## What to do:
Go through the entries one line at a time, and gather every line that has the word "приказ".

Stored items
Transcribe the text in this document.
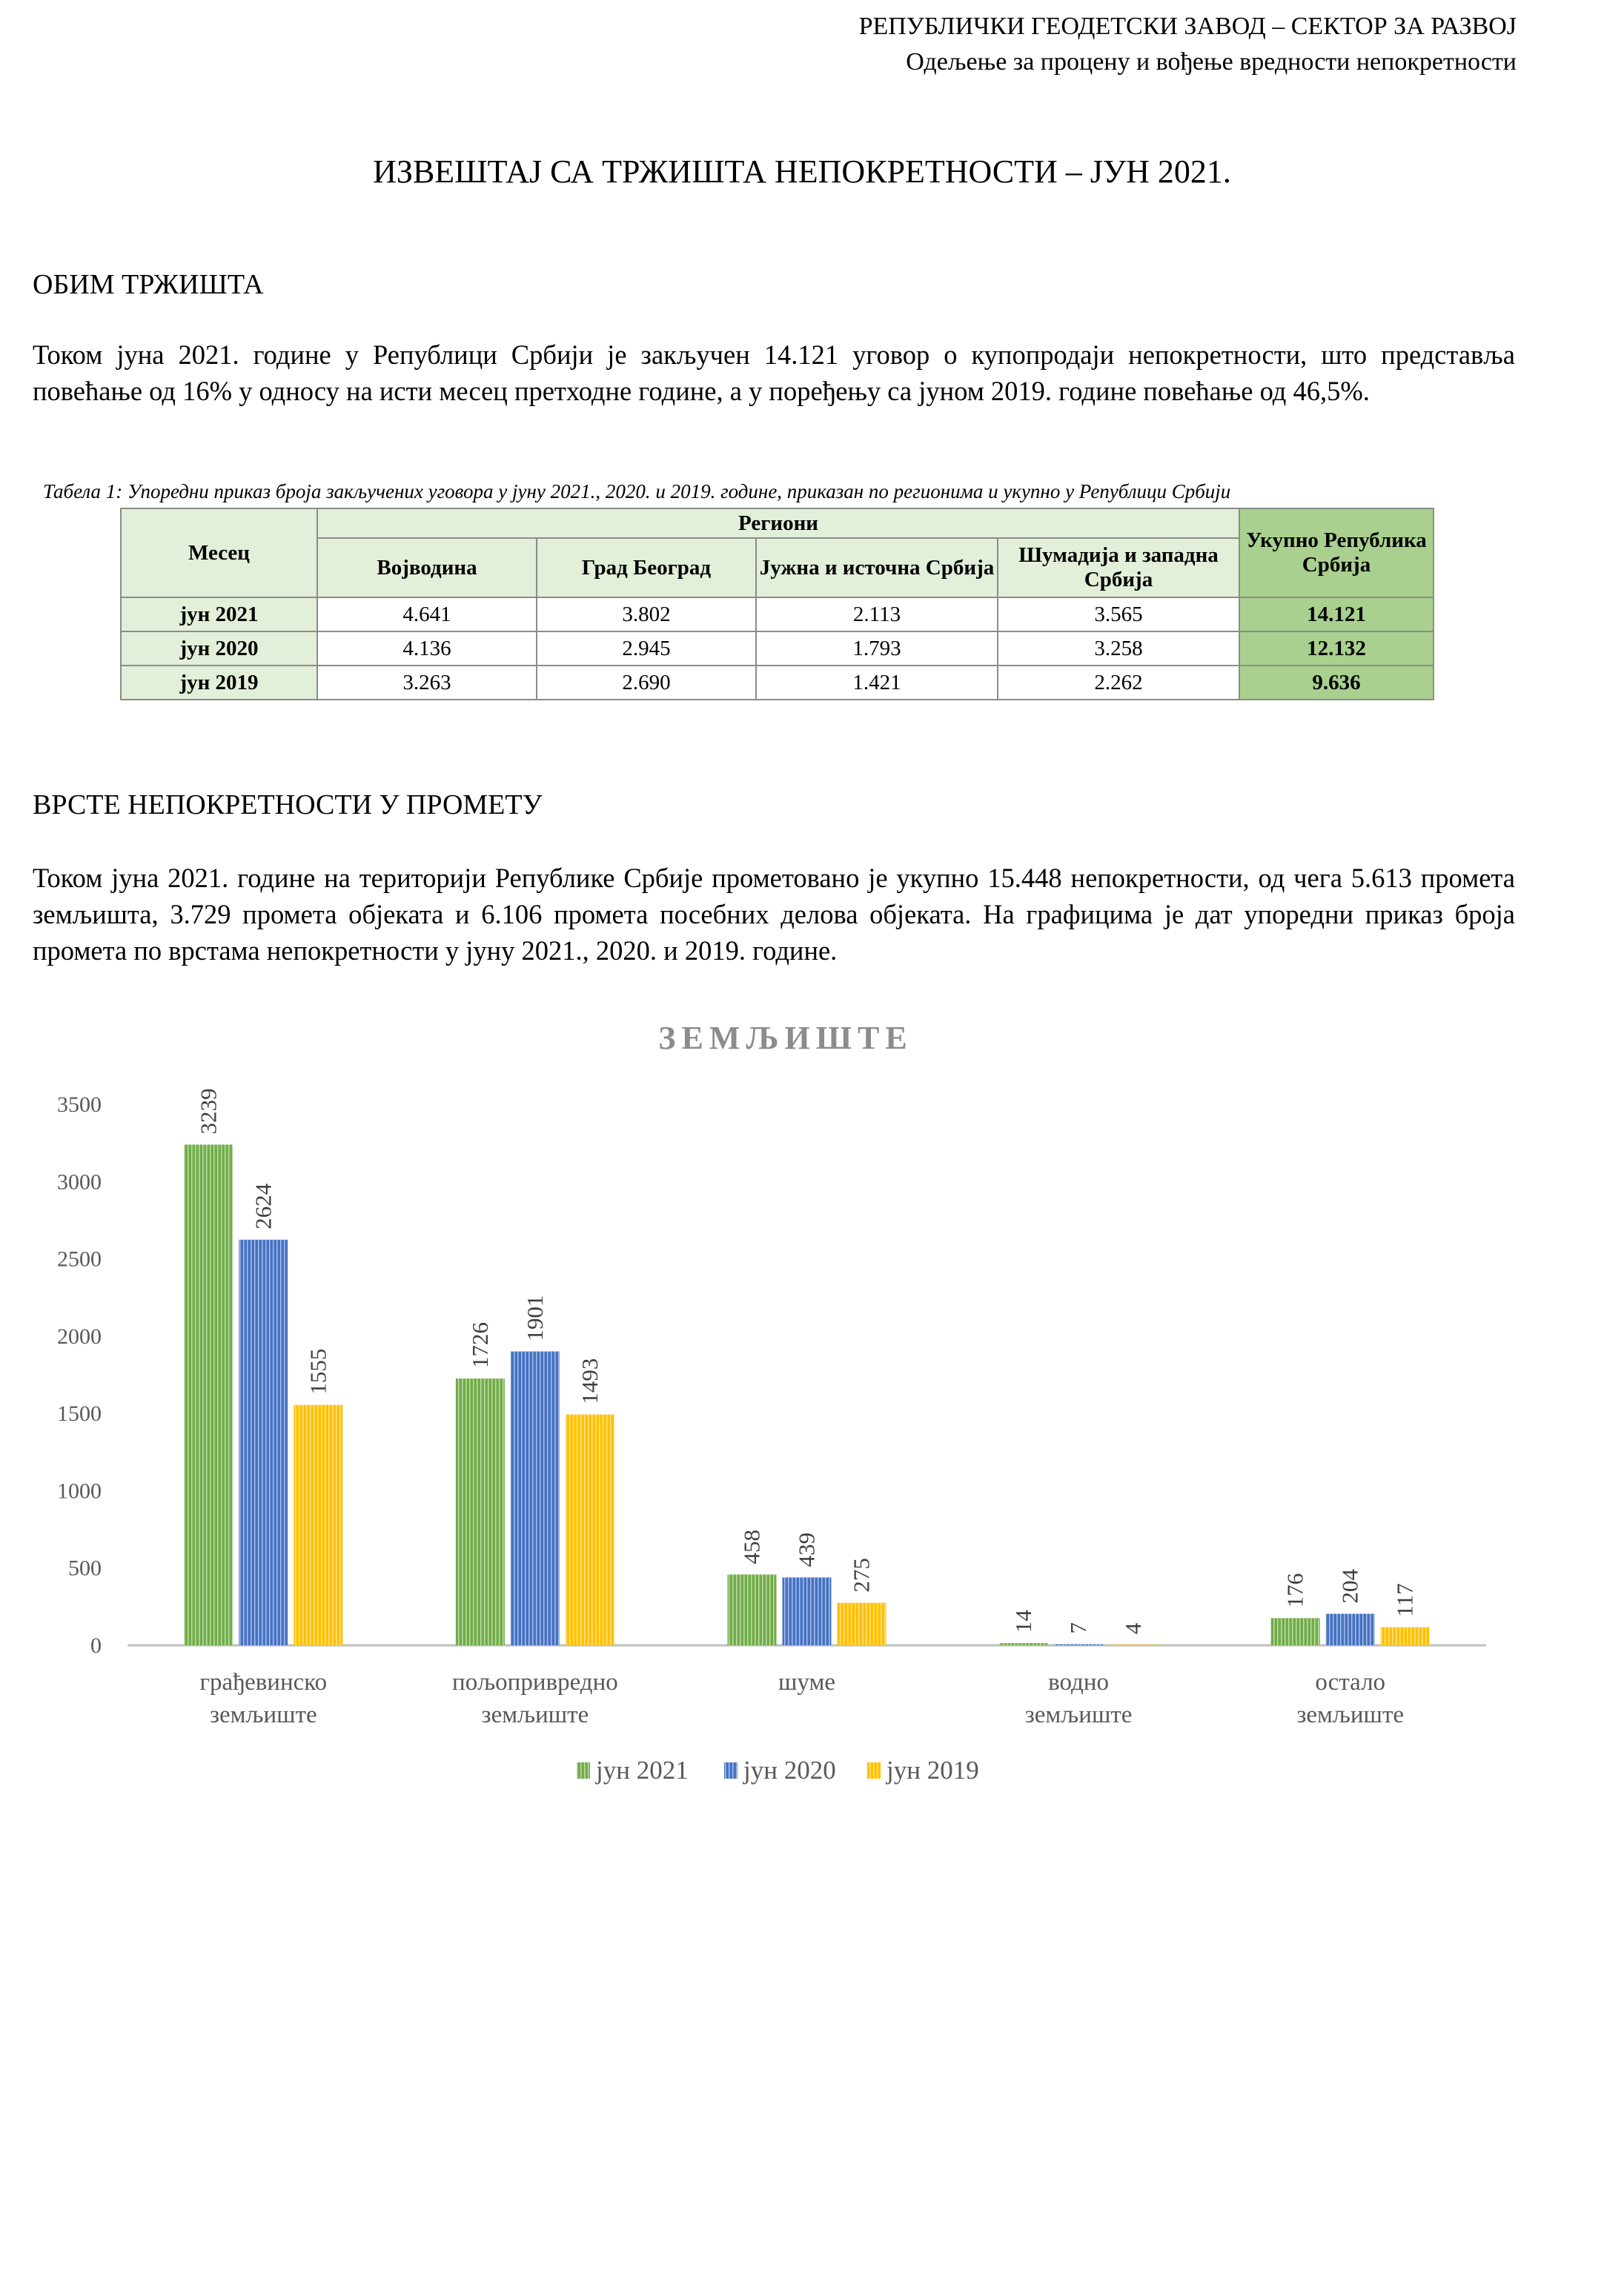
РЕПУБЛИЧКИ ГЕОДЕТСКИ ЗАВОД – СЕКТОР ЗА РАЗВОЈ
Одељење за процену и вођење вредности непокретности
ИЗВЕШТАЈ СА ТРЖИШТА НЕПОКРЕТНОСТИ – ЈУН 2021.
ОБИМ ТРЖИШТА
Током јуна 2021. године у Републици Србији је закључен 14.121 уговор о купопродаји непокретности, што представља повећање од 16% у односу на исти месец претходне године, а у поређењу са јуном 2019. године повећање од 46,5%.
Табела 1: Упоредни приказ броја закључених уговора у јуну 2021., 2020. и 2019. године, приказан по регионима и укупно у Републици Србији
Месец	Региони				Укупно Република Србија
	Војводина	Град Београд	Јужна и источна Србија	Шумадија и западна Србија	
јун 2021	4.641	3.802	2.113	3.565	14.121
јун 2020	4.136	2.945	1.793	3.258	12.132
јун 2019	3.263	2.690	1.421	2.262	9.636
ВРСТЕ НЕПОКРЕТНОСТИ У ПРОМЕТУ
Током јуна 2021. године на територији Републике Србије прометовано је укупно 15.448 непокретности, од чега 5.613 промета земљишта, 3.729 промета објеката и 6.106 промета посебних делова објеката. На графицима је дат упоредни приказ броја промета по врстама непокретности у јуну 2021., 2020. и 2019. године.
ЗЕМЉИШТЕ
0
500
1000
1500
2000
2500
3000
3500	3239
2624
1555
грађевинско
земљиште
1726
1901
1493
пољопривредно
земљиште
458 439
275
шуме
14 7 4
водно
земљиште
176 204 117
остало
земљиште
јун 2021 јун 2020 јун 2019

...

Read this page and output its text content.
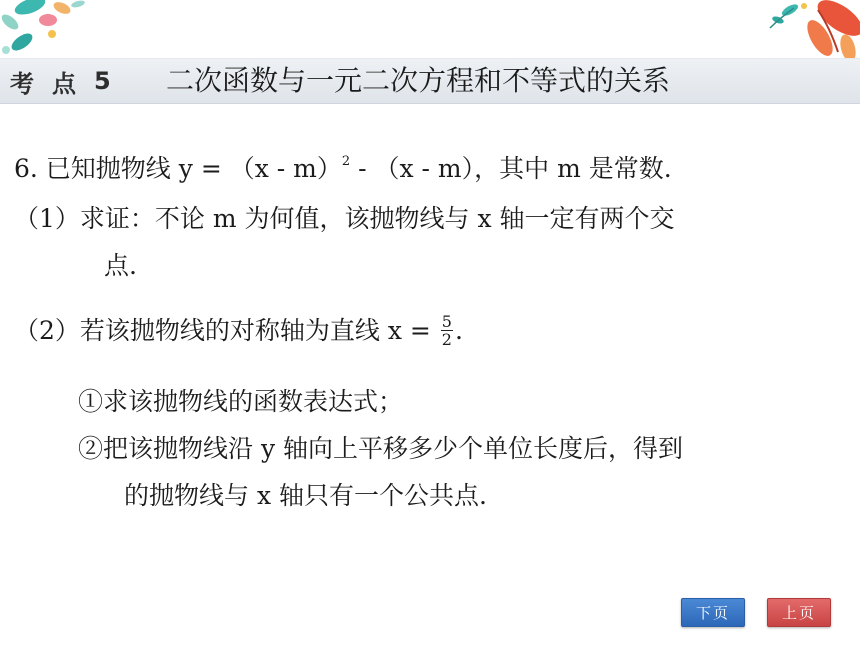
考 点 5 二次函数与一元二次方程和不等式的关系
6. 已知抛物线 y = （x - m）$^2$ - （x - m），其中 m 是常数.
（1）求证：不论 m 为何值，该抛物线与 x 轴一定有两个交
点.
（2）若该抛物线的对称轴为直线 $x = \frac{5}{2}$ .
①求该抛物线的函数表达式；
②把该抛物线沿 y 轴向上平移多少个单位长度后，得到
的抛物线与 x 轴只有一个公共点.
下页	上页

## Result of this exercise:
Табела 1: Упоредни приказ броја закључених уговора у јуну 2021., 2020. и 2019. године, приказан по регионима и укупно у Републици Србији
Током јуна 2021. године на територији Републике Србије прометовано је укупно 15.448 непокретности, од чега 5.613 промета земљишта, 3.729 промета објеката и 6.106 промета посебних делова објеката. На графицима је дат упоредни приказ броја промета по врстама непокретности у јуну 2021., 2020. и 2019. године.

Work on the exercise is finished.